__Brief__
Repeat every record below exactly as written.

__Data for the task__

****************

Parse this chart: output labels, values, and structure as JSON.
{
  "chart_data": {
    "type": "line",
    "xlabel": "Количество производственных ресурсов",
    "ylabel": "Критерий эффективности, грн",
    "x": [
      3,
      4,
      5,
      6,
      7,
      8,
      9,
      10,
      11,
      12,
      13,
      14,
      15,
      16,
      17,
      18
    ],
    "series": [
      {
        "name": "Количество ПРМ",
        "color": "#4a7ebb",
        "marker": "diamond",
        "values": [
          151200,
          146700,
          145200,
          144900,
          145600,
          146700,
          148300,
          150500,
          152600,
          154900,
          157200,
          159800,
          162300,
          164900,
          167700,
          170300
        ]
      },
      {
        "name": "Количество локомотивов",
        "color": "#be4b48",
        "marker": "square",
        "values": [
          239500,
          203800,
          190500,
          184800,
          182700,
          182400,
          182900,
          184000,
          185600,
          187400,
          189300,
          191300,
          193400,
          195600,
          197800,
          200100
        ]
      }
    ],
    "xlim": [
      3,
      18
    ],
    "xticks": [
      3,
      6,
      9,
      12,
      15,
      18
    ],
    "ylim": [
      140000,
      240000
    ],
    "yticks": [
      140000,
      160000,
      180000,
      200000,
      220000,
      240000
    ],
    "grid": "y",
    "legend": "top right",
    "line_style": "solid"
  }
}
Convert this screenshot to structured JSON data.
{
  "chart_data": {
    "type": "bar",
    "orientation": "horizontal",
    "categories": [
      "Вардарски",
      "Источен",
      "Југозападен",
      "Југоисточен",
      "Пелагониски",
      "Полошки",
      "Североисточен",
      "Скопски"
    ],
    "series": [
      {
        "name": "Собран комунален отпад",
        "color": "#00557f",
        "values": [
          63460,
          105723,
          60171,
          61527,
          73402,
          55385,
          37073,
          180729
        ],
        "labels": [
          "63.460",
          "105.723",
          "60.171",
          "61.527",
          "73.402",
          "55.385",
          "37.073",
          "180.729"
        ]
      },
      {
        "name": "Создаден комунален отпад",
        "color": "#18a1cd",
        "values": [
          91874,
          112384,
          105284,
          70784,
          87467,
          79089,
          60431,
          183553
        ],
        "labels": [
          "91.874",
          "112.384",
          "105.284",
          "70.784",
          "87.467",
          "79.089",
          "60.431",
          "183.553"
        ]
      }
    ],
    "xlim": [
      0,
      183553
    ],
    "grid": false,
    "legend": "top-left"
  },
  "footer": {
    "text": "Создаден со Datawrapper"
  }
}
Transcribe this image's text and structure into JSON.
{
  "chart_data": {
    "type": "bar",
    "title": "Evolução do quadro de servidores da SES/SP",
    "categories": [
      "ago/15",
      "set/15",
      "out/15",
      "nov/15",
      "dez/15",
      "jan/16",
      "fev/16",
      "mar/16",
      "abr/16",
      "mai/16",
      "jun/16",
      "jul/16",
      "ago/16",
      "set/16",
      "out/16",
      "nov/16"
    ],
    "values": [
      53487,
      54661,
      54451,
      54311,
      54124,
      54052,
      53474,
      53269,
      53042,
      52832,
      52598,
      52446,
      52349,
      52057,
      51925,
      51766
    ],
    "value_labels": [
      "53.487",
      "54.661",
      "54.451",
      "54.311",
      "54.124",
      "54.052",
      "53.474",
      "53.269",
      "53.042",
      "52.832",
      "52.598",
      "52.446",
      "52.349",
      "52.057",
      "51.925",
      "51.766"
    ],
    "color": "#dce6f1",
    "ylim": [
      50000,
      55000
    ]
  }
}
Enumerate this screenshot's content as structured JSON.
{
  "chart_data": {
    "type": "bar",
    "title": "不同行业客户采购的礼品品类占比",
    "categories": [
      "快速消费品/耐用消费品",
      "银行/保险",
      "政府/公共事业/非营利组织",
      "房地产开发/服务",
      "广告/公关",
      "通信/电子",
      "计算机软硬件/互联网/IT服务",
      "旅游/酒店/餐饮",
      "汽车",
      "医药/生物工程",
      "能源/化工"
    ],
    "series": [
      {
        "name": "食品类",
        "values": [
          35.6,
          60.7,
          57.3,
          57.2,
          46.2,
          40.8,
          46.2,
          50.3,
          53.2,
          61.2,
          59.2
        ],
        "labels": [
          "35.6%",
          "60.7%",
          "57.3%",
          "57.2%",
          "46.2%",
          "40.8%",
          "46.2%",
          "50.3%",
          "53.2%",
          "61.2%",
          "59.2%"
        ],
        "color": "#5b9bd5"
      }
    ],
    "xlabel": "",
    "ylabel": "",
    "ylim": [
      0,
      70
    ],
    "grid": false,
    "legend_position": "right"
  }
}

****************

__Correct output__
Parse this chart: output labels, values, and structure as JSON.
{
  "chart_data": {
    "type": "line",
    "xlabel": "Количество производственных ресурсов",
    "ylabel": "Критерий эффективности, грн",
    "x": [
      3,
      4,
      5,
      6,
      7,
      8,
      9,
      10,
      11,
      12,
      13,
      14,
      15,
      16,
      17,
      18
    ],
    "series": [
      {
        "name": "Количество ПРМ",
        "color": "#4a7ebb",
        "marker": "diamond",
        "values": [
          151200,
          146700,
          145200,
          144900,
          145600,
          146700,
          148300,
          150500,
          152600,
          154900,
          157200,
          159800,
          162300,
          164900,
          167700,
          170300
        ]
      },
      {
        "name": "Количество локомотивов",
        "color": "#be4b48",
        "marker": "square",
        "values": [
          239500,
          203800,
          190500,
          184800,
          182700,
          182400,
          182900,
          184000,
          185600,
          187400,
          189300,
          191300,
          193400,
          195600,
          197800,
          200100
        ]
      }
    ],
    "xlim": [
      3,
      18
    ],
    "xticks": [
      3,
      6,
      9,
      12,
      15,
      18
    ],
    "ylim": [
      140000,
      240000
    ],
    "yticks": [
      140000,
      160000,
      180000,
      200000,
      220000,
      240000
    ],
    "grid": "y",
    "legend": "top right",
    "line_style": "solid"
  }
}
Convert this screenshot to structured JSON data.
{
  "chart_data": {
    "type": "bar",
    "orientation": "horizontal",
    "categories": [
      "Вардарски",
      "Источен",
      "Југозападен",
      "Југоисточен",
      "Пелагониски",
      "Полошки",
      "Североисточен",
      "Скопски"
    ],
    "series": [
      {
        "name": "Собран комунален отпад",
        "color": "#00557f",
        "values": [
          63460,
          105723,
          60171,
          61527,
          73402,
          55385,
          37073,
          180729
        ],
        "labels": [
          "63.460",
          "105.723",
          "60.171",
          "61.527",
          "73.402",
          "55.385",
          "37.073",
          "180.729"
        ]
      },
      {
        "name": "Создаден комунален отпад",
        "color": "#18a1cd",
        "values": [
          91874,
          112384,
          105284,
          70784,
          87467,
          79089,
          60431,
          183553
        ],
        "labels": [
          "91.874",
          "112.384",
          "105.284",
          "70.784",
          "87.467",
          "79.089",
          "60.431",
          "183.553"
        ]
      }
    ],
    "xlim": [
      0,
      183553
    ],
    "grid": false,
    "legend": "top-left"
  },
  "footer": {
    "text": "Создаден со Datawrapper"
  }
}
Transcribe this image's text and structure into JSON.
{
  "chart_data": {
    "type": "bar",
    "title": "Evolução do quadro de servidores da SES/SP",
    "categories": [
      "ago/15",
      "set/15",
      "out/15",
      "nov/15",
      "dez/15",
      "jan/16",
      "fev/16",
      "mar/16",
      "abr/16",
      "mai/16",
      "jun/16",
      "jul/16",
      "ago/16",
      "set/16",
      "out/16",
      "nov/16"
    ],
    "values": [
      53487,
      54661,
      54451,
      54311,
      54124,
      54052,
      53474,
      53269,
      53042,
      52832,
      52598,
      52446,
      52349,
      52057,
      51925,
      51766
    ],
    "value_labels": [
      "53.487",
      "54.661",
      "54.451",
      "54.311",
      "54.124",
      "54.052",
      "53.474",
      "53.269",
      "53.042",
      "52.832",
      "52.598",
      "52.446",
      "52.349",
      "52.057",
      "51.925",
      "51.766"
    ],
    "color": "#dce6f1",
    "ylim": [
      50000,
      55000
    ]
  }
}
Enumerate this screenshot's content as structured JSON.
{
  "chart_data": {
    "type": "bar",
    "title": "不同行业客户采购的礼品品类占比",
    "categories": [
      "快速消费品/耐用消费品",
      "银行/保险",
      "政府/公共事业/非营利组织",
      "房地产开发/服务",
      "广告/公关",
      "通信/电子",
      "计算机软硬件/互联网/IT服务",
      "旅游/酒店/餐饮",
      "汽车",
      "医药/生物工程",
      "能源/化工"
    ],
    "series": [
      {
        "name": "食品类",
        "values": [
          35.6,
          60.7,
          57.3,
          57.2,
          46.2,
          40.8,
          46.2,
          50.3,
          53.2,
          61.2,
          59.2
        ],
        "labels": [
          "35.6%",
          "60.7%",
          "57.3%",
          "57.2%",
          "46.2%",
          "40.8%",
          "46.2%",
          "50.3%",
          "53.2%",
          "61.2%",
          "59.2%"
        ],
        "color": "#5b9bd5"
      }
    ],
    "xlabel": "",
    "ylabel": "",
    "ylim": [
      0,
      70
    ],
    "grid": false,
    "legend_position": "right"
  }
}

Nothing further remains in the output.